▶ GOAL:
Give an exact transcription of every line, dropping the images.

▶ DATA SUPPLIED:
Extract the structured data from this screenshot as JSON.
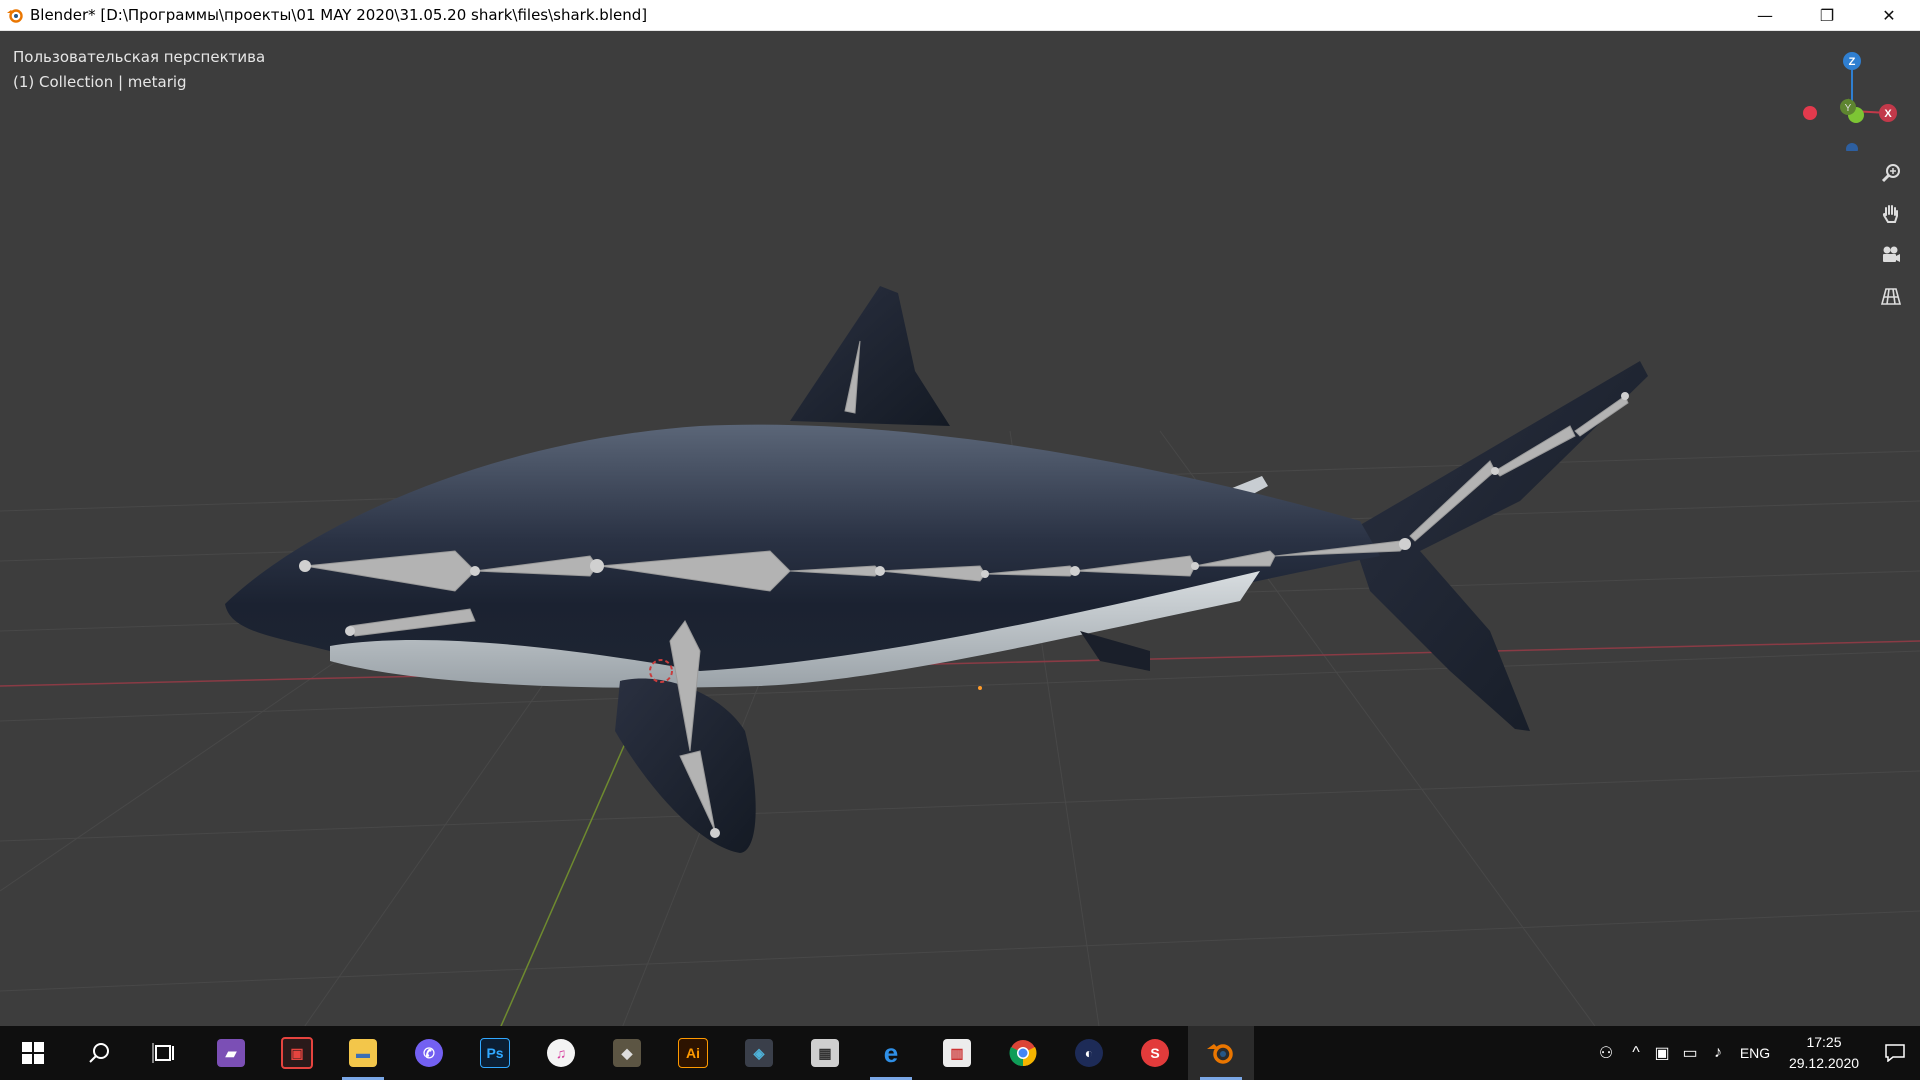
{
  "window": {
    "title": "Blender* [D:\\Программы\\проекты\\01 MAY 2020\\31.05.20 shark\\files\\shark.blend]",
    "minimize": "—",
    "restore": "❐",
    "close": "✕"
  },
  "viewport": {
    "view_name": "Пользовательская перспектива",
    "collection_info": "(1) Collection | metarig",
    "gizmo": {
      "z": "Z",
      "y": "Y",
      "x": "X"
    },
    "background_color": "#3d3d3d"
  },
  "taskbar": {
    "icons": [
      "windows-start-icon",
      "search-icon",
      "task-view-icon",
      "app-icon",
      "app-icon",
      "file-explorer-icon",
      "viber-icon",
      "photoshop-icon",
      "itunes-icon",
      "gimp-icon",
      "illustrator-icon",
      "layers-app-icon",
      "app-icon",
      "edge-icon",
      "app-icon",
      "chrome-icon",
      "cinema4d-icon",
      "app-icon",
      "blender-icon"
    ],
    "photoshop_label": "Ps",
    "illustrator_label": "Ai",
    "lang": "ENG",
    "time": "17:25",
    "date": "29.12.2020"
  }
}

▶ ANSWER TO THIS EXERCISE:
Extract the structured data from this screenshot as JSON.
{
  "window": {
    "title": "Blender* [D:\\Программы\\проекты\\01 MAY 2020\\31.05.20 shark\\files\\shark.blend]",
    "minimize": "—",
    "restore": "❐",
    "close": "✕"
  },
  "viewport": {
    "view_name": "Пользовательская перспектива",
    "collection_info": "(1) Collection | metarig",
    "gizmo": {
      "z": "Z",
      "y": "Y",
      "x": "X"
    },
    "background_color": "#3d3d3d"
  },
  "taskbar": {
    "icons": [
      "windows-start-icon",
      "search-icon",
      "task-view-icon",
      "app-icon",
      "app-icon",
      "file-explorer-icon",
      "viber-icon",
      "photoshop-icon",
      "itunes-icon",
      "gimp-icon",
      "illustrator-icon",
      "layers-app-icon",
      "app-icon",
      "edge-icon",
      "app-icon",
      "chrome-icon",
      "cinema4d-icon",
      "app-icon",
      "blender-icon"
    ],
    "photoshop_label": "Ps",
    "illustrator_label": "Ai",
    "lang": "ENG",
    "time": "17:25",
    "date": "29.12.2020"
  }
}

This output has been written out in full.